BEGIN ROWS
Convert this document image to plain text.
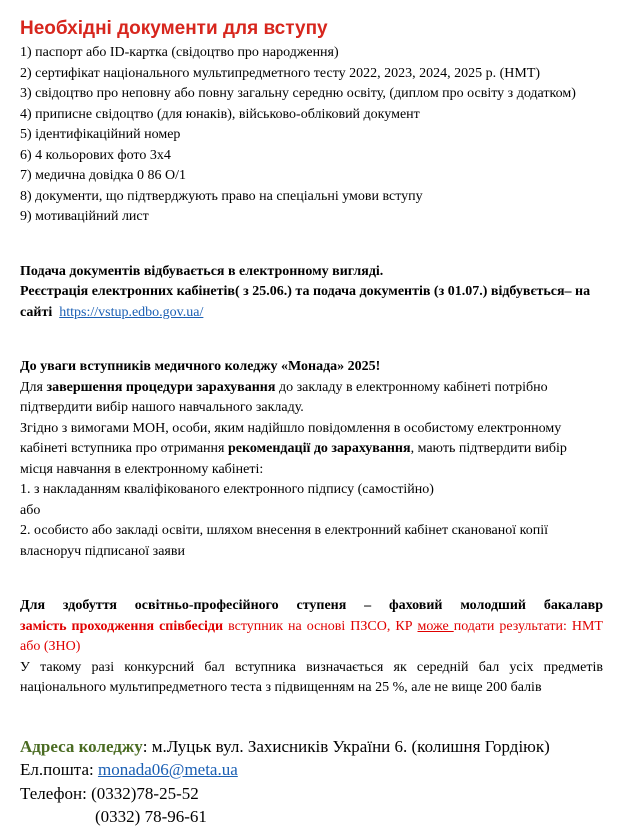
Необхідні документи для вступу
1) паспорт або ID-картка (свідоцтво про народження)
2) сертифікат національного мультипредметного тесту 2022, 2023, 2024, 2025 р. (НМТ)
3) свідоцтво про неповну або повну загальну середню освіту, (диплом про освіту з додатком)
4) приписне свідоцтво (для юнаків), військово-обліковий документ
5) ідентифікаційний номер
6) 4 кольорових фото 3х4
7) медична довідка 0 86 О/1
8) документи, що підтверджують право на спеціальні умови вступу
9) мотиваційний лист

Подача документів відбувається в електронному вигляді.

Реєстрація електронних кабінетів( з 25.06.) та подача документів (з 01.07.) відбувється– на сайті https://vstup.edbo.gov.ua/

До уваги вступників медичного коледжу «Монада» 2025!

Для завершення процедури зарахування до закладу в електронному кабінеті потрібно підтвердити вибір нашого навчального закладу.

Згідно з вимогами МОН, особи, яким надійшло повідомлення в особистому електронному кабінеті вступника про отримання рекомендації до зарахування, мають підтвердити вибір місця навчання в електронному кабінеті:

1. з накладанням кваліфікованого електронного підпису (самостійно)

або

2. особисто або закладі освіти, шляхом внесення в електронний кабінет сканованої копії власноруч підписаної заяви

Для здобуття освітньо-професійного ступеня – фаховий молодший бакалавр

замість проходження співбесіди вступник на основі ПЗСО, КР може подати результати: НМТ або (ЗНО)

У такому разі конкурсний бал вступника визначається як середній бал усіх предметів національного мультипредметного теста з підвищенням на 25 %, але не вище 200 балів

Адреса коледжу: м.Луцьк вул. Захисників України 6. (колишня Гордіюк)

Ел.пошта: monada06@meta.ua

Телефон: (0332)78-25-52

(0332) 78-96-61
END ROWS
> **SET PROBLEM**
Pull out all lines of the data with the string "зарахування".

> **EXERCISE RESULT**
Для завершення процедури зарахування до закладу в електронному кабінеті потрібно підтвердити вибір нашого навчального закладу.
Згідно з вимогами МОН, особи, яким надійшло повідомлення в особистому електронному кабінеті вступника про отримання рекомендації до зарахування, мають підтвердити вибір місця навчання в електронному кабінеті:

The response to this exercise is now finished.